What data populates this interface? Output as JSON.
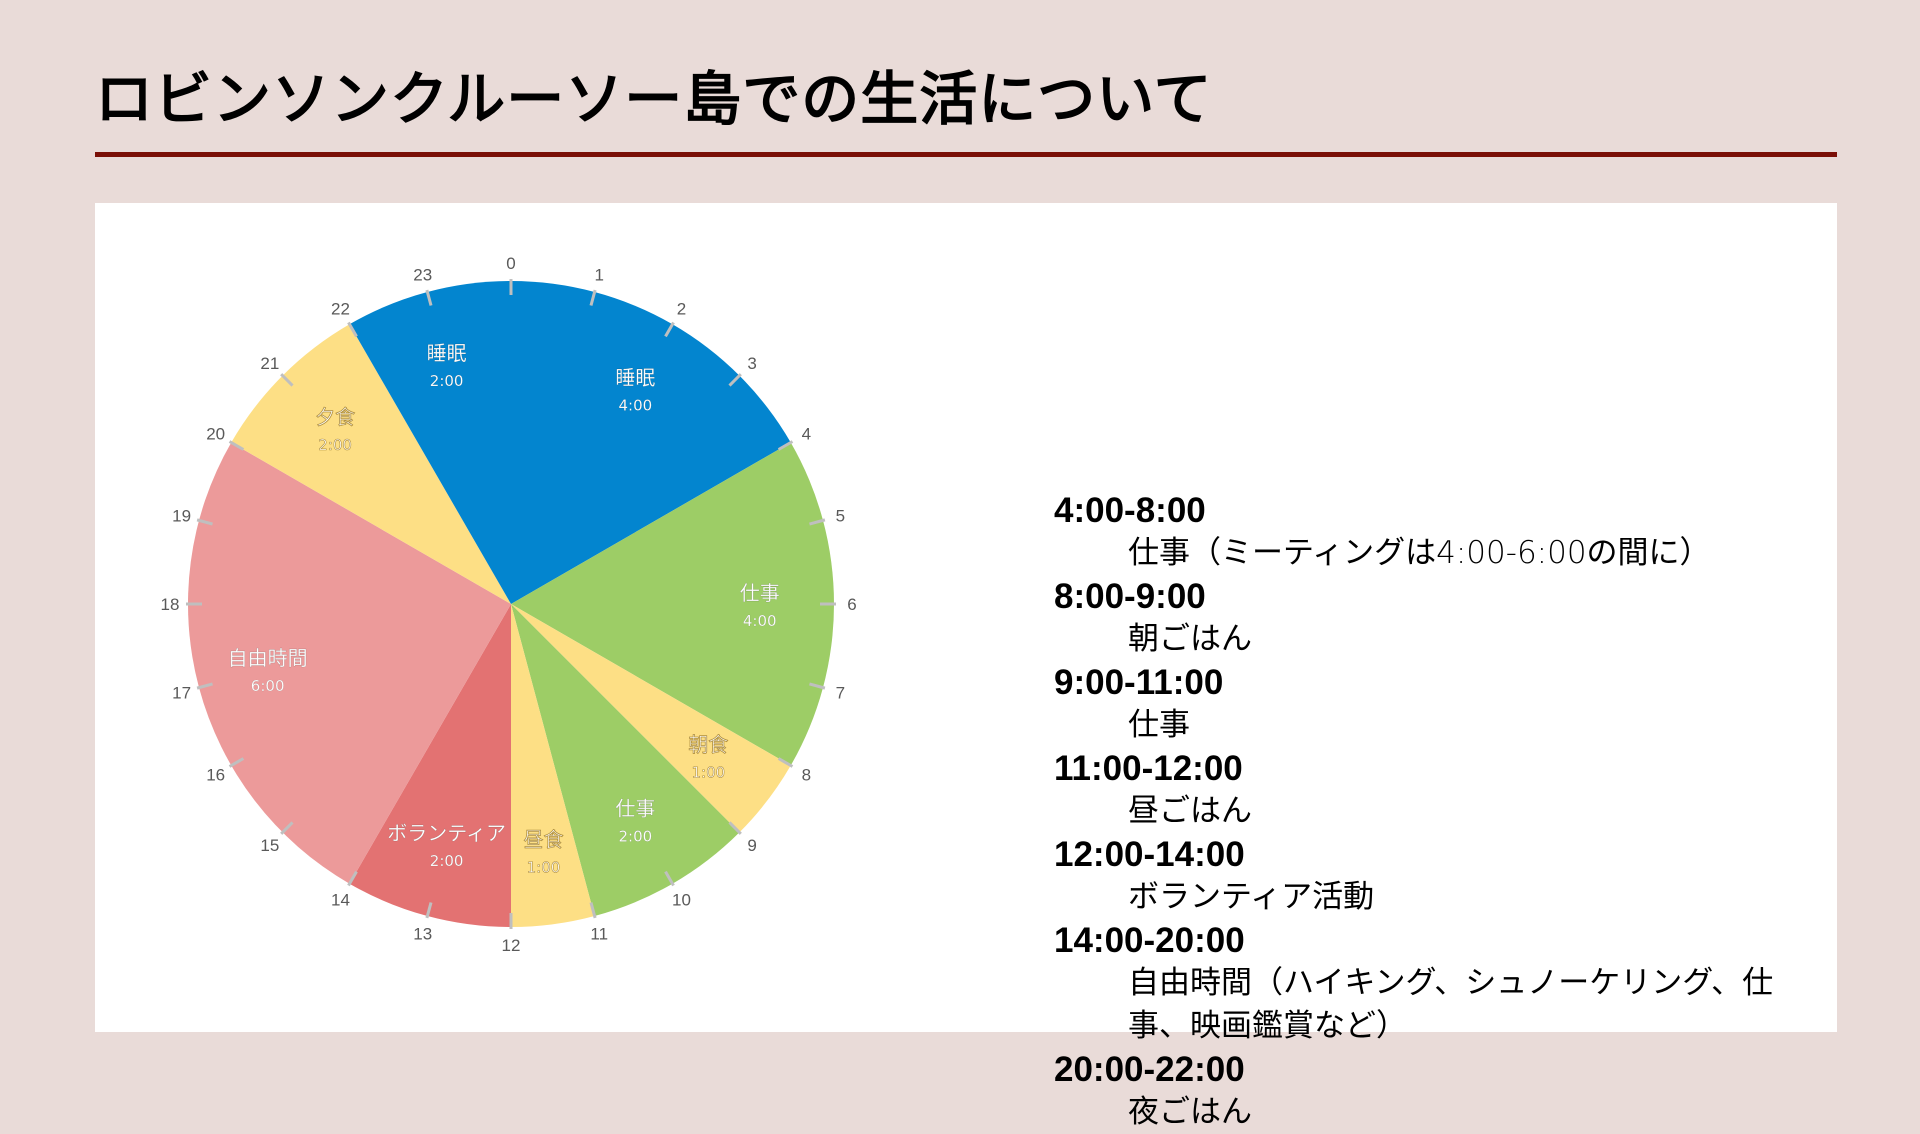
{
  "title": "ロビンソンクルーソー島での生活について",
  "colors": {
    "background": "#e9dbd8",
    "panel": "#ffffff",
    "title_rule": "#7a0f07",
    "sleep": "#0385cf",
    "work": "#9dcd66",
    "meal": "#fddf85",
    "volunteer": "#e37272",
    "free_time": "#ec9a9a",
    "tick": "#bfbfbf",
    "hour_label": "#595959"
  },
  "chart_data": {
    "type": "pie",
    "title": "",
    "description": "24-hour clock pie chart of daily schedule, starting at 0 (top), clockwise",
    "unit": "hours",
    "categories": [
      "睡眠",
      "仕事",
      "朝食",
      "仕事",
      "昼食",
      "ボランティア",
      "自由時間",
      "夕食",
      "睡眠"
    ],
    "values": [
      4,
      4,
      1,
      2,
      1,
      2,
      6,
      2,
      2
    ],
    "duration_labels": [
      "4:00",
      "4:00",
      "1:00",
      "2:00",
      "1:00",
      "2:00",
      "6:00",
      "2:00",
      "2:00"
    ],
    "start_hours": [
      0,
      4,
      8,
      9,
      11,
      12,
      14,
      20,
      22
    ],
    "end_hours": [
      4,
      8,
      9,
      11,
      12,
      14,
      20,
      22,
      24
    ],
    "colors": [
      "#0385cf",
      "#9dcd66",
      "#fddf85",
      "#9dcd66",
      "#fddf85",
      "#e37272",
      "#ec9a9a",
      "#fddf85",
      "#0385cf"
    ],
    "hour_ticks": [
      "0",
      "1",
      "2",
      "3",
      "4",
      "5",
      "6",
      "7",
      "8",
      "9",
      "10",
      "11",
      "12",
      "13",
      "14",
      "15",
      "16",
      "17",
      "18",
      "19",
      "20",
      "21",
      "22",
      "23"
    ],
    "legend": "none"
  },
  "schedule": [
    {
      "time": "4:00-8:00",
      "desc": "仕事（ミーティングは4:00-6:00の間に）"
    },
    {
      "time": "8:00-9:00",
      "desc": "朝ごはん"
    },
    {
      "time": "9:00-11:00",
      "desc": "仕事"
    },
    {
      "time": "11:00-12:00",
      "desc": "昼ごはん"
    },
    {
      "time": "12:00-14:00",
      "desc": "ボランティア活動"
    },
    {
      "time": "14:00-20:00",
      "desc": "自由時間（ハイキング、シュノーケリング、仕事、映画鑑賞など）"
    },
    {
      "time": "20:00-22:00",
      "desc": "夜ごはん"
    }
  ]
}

....................

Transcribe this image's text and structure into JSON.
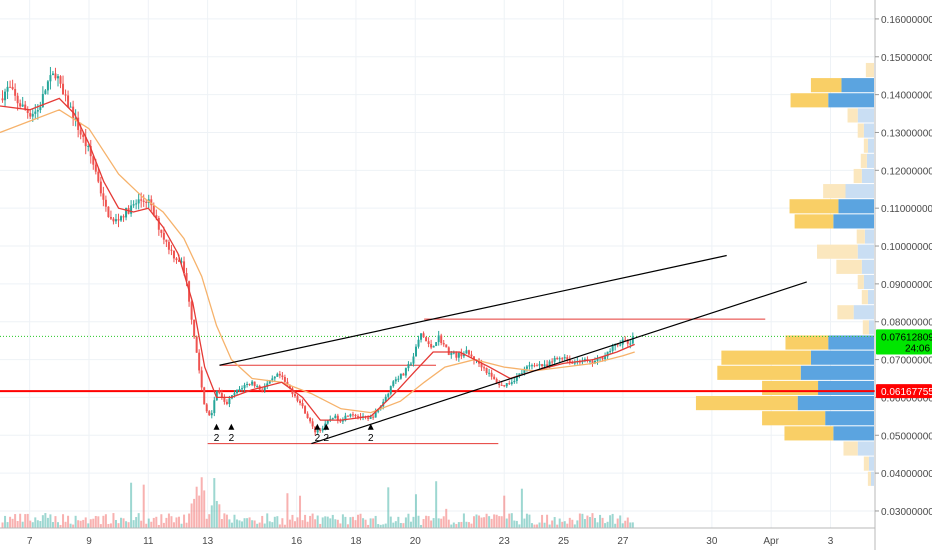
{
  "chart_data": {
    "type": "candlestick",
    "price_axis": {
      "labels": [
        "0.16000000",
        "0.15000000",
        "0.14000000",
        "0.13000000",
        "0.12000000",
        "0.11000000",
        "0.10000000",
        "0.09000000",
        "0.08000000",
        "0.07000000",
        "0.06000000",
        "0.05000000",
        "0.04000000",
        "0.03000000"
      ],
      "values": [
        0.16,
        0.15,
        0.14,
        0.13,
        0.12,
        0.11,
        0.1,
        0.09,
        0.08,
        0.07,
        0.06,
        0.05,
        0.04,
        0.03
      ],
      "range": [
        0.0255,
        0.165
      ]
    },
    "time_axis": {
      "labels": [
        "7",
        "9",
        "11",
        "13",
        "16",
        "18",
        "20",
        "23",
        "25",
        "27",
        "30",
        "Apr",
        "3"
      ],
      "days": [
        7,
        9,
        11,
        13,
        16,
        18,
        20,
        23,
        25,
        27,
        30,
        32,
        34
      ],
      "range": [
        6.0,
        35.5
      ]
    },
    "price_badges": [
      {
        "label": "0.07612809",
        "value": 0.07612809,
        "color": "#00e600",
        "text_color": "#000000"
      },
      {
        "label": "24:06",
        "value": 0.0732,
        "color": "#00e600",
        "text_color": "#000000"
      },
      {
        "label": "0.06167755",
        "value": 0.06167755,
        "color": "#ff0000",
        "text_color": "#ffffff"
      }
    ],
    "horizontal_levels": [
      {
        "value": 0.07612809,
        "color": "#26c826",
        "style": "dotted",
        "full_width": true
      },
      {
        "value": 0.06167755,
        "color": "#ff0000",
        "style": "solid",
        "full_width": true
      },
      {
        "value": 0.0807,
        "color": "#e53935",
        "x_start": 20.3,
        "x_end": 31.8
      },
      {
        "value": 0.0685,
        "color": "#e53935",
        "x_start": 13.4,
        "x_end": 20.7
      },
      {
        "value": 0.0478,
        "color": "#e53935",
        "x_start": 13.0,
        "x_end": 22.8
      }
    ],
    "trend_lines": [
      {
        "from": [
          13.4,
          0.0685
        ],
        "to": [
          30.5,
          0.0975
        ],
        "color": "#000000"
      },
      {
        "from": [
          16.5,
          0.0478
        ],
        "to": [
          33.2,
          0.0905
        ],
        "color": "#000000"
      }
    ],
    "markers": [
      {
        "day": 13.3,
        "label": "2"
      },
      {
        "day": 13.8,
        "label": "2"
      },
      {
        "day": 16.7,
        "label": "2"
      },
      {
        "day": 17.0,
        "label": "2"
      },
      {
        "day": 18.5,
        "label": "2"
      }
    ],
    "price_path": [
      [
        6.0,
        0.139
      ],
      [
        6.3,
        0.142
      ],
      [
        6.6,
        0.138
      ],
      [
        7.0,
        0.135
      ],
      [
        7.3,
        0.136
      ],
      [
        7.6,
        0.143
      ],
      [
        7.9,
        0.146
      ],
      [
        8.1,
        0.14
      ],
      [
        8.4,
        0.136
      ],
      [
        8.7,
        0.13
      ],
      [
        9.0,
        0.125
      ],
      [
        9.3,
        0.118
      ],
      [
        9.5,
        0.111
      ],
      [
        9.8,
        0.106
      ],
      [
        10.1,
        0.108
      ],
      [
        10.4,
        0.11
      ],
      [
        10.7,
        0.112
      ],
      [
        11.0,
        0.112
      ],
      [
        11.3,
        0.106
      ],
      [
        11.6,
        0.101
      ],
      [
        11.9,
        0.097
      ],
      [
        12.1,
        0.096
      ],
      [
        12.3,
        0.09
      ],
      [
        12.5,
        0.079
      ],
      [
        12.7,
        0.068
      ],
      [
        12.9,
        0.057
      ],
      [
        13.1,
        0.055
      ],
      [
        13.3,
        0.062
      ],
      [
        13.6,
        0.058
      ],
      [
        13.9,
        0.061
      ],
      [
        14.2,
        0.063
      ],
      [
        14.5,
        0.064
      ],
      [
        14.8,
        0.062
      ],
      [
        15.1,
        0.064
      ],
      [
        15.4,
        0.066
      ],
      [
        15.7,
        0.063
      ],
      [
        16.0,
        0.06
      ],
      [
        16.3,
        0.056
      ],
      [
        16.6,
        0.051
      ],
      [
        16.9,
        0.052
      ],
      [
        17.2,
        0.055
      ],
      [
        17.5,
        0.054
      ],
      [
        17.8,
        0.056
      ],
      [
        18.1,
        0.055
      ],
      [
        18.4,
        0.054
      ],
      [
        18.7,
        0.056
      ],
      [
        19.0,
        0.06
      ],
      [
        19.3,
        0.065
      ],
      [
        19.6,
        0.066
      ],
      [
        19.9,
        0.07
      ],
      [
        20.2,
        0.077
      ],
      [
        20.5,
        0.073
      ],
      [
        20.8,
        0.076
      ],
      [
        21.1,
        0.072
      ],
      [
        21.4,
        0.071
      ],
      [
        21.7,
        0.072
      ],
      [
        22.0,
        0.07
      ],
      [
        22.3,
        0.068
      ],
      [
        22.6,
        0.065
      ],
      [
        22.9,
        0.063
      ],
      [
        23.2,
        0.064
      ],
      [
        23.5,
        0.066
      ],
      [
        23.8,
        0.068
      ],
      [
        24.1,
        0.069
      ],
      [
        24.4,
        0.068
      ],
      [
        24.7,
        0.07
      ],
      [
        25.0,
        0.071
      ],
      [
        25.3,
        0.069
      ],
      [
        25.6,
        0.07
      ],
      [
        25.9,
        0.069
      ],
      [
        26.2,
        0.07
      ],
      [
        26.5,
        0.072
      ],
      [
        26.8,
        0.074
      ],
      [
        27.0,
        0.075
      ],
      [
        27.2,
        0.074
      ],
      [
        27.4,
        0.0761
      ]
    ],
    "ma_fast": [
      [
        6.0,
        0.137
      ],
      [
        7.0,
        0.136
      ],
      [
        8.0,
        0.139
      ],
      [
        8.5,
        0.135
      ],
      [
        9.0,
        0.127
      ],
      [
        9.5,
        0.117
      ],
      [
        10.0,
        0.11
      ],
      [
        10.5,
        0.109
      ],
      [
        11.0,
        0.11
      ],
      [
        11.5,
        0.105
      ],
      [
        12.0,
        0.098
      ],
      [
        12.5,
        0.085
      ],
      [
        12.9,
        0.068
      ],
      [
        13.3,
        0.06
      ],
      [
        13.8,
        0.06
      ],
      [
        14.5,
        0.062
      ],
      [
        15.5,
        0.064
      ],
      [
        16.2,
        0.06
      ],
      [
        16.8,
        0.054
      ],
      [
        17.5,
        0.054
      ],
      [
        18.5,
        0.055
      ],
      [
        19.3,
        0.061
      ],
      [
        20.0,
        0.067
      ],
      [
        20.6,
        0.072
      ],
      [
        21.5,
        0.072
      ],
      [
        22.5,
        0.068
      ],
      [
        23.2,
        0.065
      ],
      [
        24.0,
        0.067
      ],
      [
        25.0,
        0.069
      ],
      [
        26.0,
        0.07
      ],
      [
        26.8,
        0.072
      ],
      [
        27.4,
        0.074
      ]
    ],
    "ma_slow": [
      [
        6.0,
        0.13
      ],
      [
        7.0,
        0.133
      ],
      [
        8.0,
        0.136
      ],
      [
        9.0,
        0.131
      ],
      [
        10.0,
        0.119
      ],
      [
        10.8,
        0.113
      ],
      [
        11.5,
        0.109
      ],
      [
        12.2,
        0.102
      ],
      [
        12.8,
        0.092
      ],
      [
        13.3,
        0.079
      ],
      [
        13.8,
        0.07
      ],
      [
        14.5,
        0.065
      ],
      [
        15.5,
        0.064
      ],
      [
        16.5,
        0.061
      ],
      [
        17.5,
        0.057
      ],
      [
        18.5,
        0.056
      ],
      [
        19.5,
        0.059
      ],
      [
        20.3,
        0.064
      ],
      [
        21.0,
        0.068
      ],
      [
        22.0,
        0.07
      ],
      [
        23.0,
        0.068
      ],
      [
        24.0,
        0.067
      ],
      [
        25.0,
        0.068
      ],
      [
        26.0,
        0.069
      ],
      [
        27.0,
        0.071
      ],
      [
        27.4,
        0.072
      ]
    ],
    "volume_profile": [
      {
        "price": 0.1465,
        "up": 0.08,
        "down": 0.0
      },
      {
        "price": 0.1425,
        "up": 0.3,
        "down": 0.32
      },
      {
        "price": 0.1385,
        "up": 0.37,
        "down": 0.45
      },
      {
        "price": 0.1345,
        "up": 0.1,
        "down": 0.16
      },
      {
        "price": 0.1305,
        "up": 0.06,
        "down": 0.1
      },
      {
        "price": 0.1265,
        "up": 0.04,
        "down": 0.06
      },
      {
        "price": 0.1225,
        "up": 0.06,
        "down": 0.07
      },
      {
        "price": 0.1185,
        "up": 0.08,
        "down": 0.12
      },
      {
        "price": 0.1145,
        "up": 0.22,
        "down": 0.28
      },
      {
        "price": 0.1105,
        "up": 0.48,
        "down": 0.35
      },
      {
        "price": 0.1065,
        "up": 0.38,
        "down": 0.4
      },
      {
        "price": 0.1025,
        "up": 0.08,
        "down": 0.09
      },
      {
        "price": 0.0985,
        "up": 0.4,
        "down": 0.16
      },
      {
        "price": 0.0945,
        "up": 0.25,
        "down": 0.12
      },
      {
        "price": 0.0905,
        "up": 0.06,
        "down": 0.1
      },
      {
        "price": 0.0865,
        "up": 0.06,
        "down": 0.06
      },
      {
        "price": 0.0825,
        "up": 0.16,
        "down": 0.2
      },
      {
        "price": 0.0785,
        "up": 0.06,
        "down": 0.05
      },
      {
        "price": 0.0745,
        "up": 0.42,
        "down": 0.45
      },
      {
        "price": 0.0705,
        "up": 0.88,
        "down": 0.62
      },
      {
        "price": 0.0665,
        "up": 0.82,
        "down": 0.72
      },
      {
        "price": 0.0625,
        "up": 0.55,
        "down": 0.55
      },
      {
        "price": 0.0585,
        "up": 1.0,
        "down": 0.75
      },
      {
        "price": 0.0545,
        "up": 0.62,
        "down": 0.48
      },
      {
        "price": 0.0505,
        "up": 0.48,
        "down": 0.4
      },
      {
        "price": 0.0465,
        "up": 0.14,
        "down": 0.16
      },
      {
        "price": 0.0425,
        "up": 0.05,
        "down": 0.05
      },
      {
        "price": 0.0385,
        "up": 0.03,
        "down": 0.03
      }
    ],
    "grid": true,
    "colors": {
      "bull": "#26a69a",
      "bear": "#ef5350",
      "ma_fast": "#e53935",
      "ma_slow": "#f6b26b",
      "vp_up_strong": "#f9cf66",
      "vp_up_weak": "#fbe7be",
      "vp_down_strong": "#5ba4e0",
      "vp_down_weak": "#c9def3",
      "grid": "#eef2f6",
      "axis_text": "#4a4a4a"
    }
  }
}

....................

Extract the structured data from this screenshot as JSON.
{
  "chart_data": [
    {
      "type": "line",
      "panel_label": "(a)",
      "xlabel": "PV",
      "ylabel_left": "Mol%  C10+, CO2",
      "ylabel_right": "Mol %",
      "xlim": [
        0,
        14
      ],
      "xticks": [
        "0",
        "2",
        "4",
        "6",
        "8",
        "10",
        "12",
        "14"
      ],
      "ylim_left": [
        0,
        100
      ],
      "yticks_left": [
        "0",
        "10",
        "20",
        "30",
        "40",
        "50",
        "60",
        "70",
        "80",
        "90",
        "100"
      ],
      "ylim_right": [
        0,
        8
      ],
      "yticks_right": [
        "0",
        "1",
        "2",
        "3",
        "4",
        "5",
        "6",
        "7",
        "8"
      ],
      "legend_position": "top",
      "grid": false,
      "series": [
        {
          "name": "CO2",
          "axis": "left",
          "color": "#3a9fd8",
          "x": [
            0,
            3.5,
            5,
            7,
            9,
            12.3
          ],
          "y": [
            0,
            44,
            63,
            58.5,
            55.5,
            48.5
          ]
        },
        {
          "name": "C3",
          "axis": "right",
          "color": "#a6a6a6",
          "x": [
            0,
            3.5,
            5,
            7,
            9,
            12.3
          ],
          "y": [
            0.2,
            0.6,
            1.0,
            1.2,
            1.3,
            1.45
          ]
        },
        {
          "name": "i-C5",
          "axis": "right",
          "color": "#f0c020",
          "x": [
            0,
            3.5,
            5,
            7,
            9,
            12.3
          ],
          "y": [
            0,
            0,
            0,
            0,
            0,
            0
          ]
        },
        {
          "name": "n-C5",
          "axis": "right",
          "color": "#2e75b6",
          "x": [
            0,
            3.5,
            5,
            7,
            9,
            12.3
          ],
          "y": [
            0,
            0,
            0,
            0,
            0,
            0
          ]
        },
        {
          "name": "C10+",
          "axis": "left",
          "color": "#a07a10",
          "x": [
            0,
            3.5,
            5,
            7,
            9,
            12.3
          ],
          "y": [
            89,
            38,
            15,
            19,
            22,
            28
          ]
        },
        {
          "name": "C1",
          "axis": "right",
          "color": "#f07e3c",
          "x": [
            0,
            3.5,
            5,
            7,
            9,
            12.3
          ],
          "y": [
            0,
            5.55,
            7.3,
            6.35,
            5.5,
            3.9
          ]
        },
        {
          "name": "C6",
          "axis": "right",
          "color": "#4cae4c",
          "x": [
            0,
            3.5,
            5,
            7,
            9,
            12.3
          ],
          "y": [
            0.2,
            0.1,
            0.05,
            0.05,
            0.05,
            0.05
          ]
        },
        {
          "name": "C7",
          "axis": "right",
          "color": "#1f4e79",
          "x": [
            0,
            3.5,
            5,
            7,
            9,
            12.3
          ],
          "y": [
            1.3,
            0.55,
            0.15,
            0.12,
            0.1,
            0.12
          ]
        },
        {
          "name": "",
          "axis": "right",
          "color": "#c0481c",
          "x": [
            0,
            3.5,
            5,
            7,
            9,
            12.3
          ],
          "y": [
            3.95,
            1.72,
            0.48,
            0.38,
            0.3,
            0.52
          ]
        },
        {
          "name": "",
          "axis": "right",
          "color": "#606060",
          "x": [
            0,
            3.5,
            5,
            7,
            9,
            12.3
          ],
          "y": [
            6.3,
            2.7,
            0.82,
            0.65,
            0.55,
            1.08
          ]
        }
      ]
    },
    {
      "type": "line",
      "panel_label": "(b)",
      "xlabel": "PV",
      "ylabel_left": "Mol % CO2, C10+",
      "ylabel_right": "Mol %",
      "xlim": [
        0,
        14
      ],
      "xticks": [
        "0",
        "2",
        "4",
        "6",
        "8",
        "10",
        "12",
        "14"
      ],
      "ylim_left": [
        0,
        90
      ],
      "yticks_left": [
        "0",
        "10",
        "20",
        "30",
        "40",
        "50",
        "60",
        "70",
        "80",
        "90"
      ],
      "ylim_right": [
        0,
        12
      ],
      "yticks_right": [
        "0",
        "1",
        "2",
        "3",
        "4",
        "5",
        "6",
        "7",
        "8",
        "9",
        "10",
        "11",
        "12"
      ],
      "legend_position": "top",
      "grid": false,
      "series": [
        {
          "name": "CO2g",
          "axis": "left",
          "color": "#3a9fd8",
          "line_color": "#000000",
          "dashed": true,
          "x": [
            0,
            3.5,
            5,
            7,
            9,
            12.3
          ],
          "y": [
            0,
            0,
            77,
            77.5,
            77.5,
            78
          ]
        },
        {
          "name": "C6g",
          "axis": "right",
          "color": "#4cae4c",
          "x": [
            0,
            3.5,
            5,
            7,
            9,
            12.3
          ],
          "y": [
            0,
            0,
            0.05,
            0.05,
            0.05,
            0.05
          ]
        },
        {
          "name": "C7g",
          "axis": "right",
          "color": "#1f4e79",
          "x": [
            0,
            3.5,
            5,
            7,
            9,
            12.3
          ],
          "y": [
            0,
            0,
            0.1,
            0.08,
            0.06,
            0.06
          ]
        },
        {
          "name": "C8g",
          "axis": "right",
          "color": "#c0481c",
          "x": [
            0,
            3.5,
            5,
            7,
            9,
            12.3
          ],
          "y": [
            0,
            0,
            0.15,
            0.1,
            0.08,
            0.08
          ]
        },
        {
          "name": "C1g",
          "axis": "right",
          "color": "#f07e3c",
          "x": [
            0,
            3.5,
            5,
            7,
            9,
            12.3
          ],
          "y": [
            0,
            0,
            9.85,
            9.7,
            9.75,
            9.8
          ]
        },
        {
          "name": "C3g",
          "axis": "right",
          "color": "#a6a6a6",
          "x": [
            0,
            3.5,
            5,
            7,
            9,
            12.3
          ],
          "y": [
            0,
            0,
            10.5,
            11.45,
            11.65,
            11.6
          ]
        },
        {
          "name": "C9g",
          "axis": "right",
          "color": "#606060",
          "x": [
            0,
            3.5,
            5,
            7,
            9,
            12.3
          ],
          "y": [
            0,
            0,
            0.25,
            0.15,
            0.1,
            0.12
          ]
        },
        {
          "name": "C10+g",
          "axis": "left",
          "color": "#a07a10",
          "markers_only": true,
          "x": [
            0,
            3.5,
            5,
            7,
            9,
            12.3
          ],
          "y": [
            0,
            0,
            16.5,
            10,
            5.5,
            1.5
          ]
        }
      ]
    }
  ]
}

....................

• **What is required**: Among the records above, find each line holding the string "JSON" and pull it out.

• **Complete answer**:
What data populates this interface? Output as JSON.
Transcribe this image's text and structure into JSON.
Extract the structured data from this screenshot as JSON.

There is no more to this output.